_Data supplied_.

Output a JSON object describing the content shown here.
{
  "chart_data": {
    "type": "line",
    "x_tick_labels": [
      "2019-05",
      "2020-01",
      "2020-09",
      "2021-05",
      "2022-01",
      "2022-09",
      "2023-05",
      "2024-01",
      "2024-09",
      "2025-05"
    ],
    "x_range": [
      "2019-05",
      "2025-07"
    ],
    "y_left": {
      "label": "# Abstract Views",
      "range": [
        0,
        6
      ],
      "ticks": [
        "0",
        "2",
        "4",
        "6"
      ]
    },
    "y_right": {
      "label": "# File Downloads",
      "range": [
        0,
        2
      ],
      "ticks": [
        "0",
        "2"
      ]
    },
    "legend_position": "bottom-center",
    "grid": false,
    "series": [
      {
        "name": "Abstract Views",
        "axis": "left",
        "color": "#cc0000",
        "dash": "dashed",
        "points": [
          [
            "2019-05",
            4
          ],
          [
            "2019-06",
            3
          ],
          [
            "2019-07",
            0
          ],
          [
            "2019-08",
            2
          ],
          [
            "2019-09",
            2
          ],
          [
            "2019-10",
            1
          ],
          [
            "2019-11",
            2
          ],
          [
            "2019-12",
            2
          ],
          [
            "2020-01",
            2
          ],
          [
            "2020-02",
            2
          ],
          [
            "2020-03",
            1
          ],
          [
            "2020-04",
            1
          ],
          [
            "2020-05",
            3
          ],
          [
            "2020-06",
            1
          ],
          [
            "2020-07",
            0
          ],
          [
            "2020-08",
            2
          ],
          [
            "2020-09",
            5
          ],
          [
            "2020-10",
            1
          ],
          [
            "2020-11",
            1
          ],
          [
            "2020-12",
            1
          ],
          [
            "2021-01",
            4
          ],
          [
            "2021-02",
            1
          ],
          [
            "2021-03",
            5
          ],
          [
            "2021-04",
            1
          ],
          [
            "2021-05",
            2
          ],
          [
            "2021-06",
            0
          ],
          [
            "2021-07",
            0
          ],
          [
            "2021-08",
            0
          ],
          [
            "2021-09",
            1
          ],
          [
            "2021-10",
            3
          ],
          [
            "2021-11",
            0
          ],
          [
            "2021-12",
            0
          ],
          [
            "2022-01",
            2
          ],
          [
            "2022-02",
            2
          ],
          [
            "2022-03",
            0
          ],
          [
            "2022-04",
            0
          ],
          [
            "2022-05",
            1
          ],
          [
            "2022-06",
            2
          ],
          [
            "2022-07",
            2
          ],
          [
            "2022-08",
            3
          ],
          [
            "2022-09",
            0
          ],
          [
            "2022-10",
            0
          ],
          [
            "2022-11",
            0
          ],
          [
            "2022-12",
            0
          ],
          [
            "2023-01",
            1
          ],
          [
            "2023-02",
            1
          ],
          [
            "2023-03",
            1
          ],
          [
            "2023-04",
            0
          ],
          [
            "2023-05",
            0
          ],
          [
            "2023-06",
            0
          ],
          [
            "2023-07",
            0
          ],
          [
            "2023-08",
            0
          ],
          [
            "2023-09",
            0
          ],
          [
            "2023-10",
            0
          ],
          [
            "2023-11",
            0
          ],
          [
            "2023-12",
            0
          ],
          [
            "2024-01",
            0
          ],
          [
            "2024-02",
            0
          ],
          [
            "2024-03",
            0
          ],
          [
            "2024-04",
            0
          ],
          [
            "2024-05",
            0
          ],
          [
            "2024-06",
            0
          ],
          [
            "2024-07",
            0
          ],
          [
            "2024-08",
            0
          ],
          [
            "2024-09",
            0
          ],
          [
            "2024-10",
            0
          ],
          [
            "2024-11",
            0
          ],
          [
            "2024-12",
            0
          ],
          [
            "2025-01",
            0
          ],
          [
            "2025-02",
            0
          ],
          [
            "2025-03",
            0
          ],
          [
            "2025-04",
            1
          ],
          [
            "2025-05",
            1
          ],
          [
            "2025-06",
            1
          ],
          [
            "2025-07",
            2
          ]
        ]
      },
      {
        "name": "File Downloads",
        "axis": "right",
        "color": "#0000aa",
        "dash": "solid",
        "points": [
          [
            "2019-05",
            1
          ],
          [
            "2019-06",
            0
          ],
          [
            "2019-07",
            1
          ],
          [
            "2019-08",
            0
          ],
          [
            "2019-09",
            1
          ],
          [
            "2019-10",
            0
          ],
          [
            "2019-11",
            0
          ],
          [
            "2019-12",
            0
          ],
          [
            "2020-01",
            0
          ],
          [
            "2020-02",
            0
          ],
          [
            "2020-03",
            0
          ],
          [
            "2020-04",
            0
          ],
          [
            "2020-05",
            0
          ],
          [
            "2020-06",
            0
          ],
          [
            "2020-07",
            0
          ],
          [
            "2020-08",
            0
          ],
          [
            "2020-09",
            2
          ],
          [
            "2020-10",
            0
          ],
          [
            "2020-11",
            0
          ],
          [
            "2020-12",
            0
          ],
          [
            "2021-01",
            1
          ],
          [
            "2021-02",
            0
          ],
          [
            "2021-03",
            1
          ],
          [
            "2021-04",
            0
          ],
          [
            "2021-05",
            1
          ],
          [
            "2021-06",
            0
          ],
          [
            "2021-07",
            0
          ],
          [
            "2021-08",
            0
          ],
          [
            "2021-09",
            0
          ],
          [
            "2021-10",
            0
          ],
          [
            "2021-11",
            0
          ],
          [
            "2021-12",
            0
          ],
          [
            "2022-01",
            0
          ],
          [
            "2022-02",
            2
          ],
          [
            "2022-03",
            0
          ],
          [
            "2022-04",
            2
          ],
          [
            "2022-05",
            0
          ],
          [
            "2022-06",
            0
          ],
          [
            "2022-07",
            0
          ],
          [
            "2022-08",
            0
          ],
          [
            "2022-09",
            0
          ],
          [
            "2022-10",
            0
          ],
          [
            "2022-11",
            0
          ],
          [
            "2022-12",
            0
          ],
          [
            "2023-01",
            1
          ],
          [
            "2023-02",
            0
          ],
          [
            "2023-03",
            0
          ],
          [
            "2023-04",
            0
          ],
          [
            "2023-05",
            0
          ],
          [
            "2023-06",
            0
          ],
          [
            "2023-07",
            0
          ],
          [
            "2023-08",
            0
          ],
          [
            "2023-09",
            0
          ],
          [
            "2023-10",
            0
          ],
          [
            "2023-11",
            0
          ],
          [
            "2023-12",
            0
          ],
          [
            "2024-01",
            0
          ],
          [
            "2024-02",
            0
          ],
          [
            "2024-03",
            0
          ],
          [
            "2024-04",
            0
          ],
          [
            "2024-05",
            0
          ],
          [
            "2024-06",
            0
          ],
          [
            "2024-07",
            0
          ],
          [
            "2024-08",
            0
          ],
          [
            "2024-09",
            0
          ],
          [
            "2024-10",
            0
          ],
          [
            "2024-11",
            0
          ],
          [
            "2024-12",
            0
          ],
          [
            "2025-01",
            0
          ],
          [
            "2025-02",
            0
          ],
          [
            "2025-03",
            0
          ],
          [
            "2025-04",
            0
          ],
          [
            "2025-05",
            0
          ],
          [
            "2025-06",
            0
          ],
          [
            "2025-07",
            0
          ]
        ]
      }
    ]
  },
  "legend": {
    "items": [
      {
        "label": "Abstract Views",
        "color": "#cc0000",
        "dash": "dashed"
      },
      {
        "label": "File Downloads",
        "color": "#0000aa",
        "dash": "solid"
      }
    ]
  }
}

_Written exercise_. Return all the data above once more, precisely as given.

_Exercise output_.
Output a JSON object describing the content shown here.
{
  "chart_data": {
    "type": "line",
    "x_tick_labels": [
      "2019-05",
      "2020-01",
      "2020-09",
      "2021-05",
      "2022-01",
      "2022-09",
      "2023-05",
      "2024-01",
      "2024-09",
      "2025-05"
    ],
    "x_range": [
      "2019-05",
      "2025-07"
    ],
    "y_left": {
      "label": "# Abstract Views",
      "range": [
        0,
        6
      ],
      "ticks": [
        "0",
        "2",
        "4",
        "6"
      ]
    },
    "y_right": {
      "label": "# File Downloads",
      "range": [
        0,
        2
      ],
      "ticks": [
        "0",
        "2"
      ]
    },
    "legend_position": "bottom-center",
    "grid": false,
    "series": [
      {
        "name": "Abstract Views",
        "axis": "left",
        "color": "#cc0000",
        "dash": "dashed",
        "points": [
          [
            "2019-05",
            4
          ],
          [
            "2019-06",
            3
          ],
          [
            "2019-07",
            0
          ],
          [
            "2019-08",
            2
          ],
          [
            "2019-09",
            2
          ],
          [
            "2019-10",
            1
          ],
          [
            "2019-11",
            2
          ],
          [
            "2019-12",
            2
          ],
          [
            "2020-01",
            2
          ],
          [
            "2020-02",
            2
          ],
          [
            "2020-03",
            1
          ],
          [
            "2020-04",
            1
          ],
          [
            "2020-05",
            3
          ],
          [
            "2020-06",
            1
          ],
          [
            "2020-07",
            0
          ],
          [
            "2020-08",
            2
          ],
          [
            "2020-09",
            5
          ],
          [
            "2020-10",
            1
          ],
          [
            "2020-11",
            1
          ],
          [
            "2020-12",
            1
          ],
          [
            "2021-01",
            4
          ],
          [
            "2021-02",
            1
          ],
          [
            "2021-03",
            5
          ],
          [
            "2021-04",
            1
          ],
          [
            "2021-05",
            2
          ],
          [
            "2021-06",
            0
          ],
          [
            "2021-07",
            0
          ],
          [
            "2021-08",
            0
          ],
          [
            "2021-09",
            1
          ],
          [
            "2021-10",
            3
          ],
          [
            "2021-11",
            0
          ],
          [
            "2021-12",
            0
          ],
          [
            "2022-01",
            2
          ],
          [
            "2022-02",
            2
          ],
          [
            "2022-03",
            0
          ],
          [
            "2022-04",
            0
          ],
          [
            "2022-05",
            1
          ],
          [
            "2022-06",
            2
          ],
          [
            "2022-07",
            2
          ],
          [
            "2022-08",
            3
          ],
          [
            "2022-09",
            0
          ],
          [
            "2022-10",
            0
          ],
          [
            "2022-11",
            0
          ],
          [
            "2022-12",
            0
          ],
          [
            "2023-01",
            1
          ],
          [
            "2023-02",
            1
          ],
          [
            "2023-03",
            1
          ],
          [
            "2023-04",
            0
          ],
          [
            "2023-05",
            0
          ],
          [
            "2023-06",
            0
          ],
          [
            "2023-07",
            0
          ],
          [
            "2023-08",
            0
          ],
          [
            "2023-09",
            0
          ],
          [
            "2023-10",
            0
          ],
          [
            "2023-11",
            0
          ],
          [
            "2023-12",
            0
          ],
          [
            "2024-01",
            0
          ],
          [
            "2024-02",
            0
          ],
          [
            "2024-03",
            0
          ],
          [
            "2024-04",
            0
          ],
          [
            "2024-05",
            0
          ],
          [
            "2024-06",
            0
          ],
          [
            "2024-07",
            0
          ],
          [
            "2024-08",
            0
          ],
          [
            "2024-09",
            0
          ],
          [
            "2024-10",
            0
          ],
          [
            "2024-11",
            0
          ],
          [
            "2024-12",
            0
          ],
          [
            "2025-01",
            0
          ],
          [
            "2025-02",
            0
          ],
          [
            "2025-03",
            0
          ],
          [
            "2025-04",
            1
          ],
          [
            "2025-05",
            1
          ],
          [
            "2025-06",
            1
          ],
          [
            "2025-07",
            2
          ]
        ]
      },
      {
        "name": "File Downloads",
        "axis": "right",
        "color": "#0000aa",
        "dash": "solid",
        "points": [
          [
            "2019-05",
            1
          ],
          [
            "2019-06",
            0
          ],
          [
            "2019-07",
            1
          ],
          [
            "2019-08",
            0
          ],
          [
            "2019-09",
            1
          ],
          [
            "2019-10",
            0
          ],
          [
            "2019-11",
            0
          ],
          [
            "2019-12",
            0
          ],
          [
            "2020-01",
            0
          ],
          [
            "2020-02",
            0
          ],
          [
            "2020-03",
            0
          ],
          [
            "2020-04",
            0
          ],
          [
            "2020-05",
            0
          ],
          [
            "2020-06",
            0
          ],
          [
            "2020-07",
            0
          ],
          [
            "2020-08",
            0
          ],
          [
            "2020-09",
            2
          ],
          [
            "2020-10",
            0
          ],
          [
            "2020-11",
            0
          ],
          [
            "2020-12",
            0
          ],
          [
            "2021-01",
            1
          ],
          [
            "2021-02",
            0
          ],
          [
            "2021-03",
            1
          ],
          [
            "2021-04",
            0
          ],
          [
            "2021-05",
            1
          ],
          [
            "2021-06",
            0
          ],
          [
            "2021-07",
            0
          ],
          [
            "2021-08",
            0
          ],
          [
            "2021-09",
            0
          ],
          [
            "2021-10",
            0
          ],
          [
            "2021-11",
            0
          ],
          [
            "2021-12",
            0
          ],
          [
            "2022-01",
            0
          ],
          [
            "2022-02",
            2
          ],
          [
            "2022-03",
            0
          ],
          [
            "2022-04",
            2
          ],
          [
            "2022-05",
            0
          ],
          [
            "2022-06",
            0
          ],
          [
            "2022-07",
            0
          ],
          [
            "2022-08",
            0
          ],
          [
            "2022-09",
            0
          ],
          [
            "2022-10",
            0
          ],
          [
            "2022-11",
            0
          ],
          [
            "2022-12",
            0
          ],
          [
            "2023-01",
            1
          ],
          [
            "2023-02",
            0
          ],
          [
            "2023-03",
            0
          ],
          [
            "2023-04",
            0
          ],
          [
            "2023-05",
            0
          ],
          [
            "2023-06",
            0
          ],
          [
            "2023-07",
            0
          ],
          [
            "2023-08",
            0
          ],
          [
            "2023-09",
            0
          ],
          [
            "2023-10",
            0
          ],
          [
            "2023-11",
            0
          ],
          [
            "2023-12",
            0
          ],
          [
            "2024-01",
            0
          ],
          [
            "2024-02",
            0
          ],
          [
            "2024-03",
            0
          ],
          [
            "2024-04",
            0
          ],
          [
            "2024-05",
            0
          ],
          [
            "2024-06",
            0
          ],
          [
            "2024-07",
            0
          ],
          [
            "2024-08",
            0
          ],
          [
            "2024-09",
            0
          ],
          [
            "2024-10",
            0
          ],
          [
            "2024-11",
            0
          ],
          [
            "2024-12",
            0
          ],
          [
            "2025-01",
            0
          ],
          [
            "2025-02",
            0
          ],
          [
            "2025-03",
            0
          ],
          [
            "2025-04",
            0
          ],
          [
            "2025-05",
            0
          ],
          [
            "2025-06",
            0
          ],
          [
            "2025-07",
            0
          ]
        ]
      }
    ]
  },
  "legend": {
    "items": [
      {
        "label": "Abstract Views",
        "color": "#cc0000",
        "dash": "dashed"
      },
      {
        "label": "File Downloads",
        "color": "#0000aa",
        "dash": "solid"
      }
    ]
  }
}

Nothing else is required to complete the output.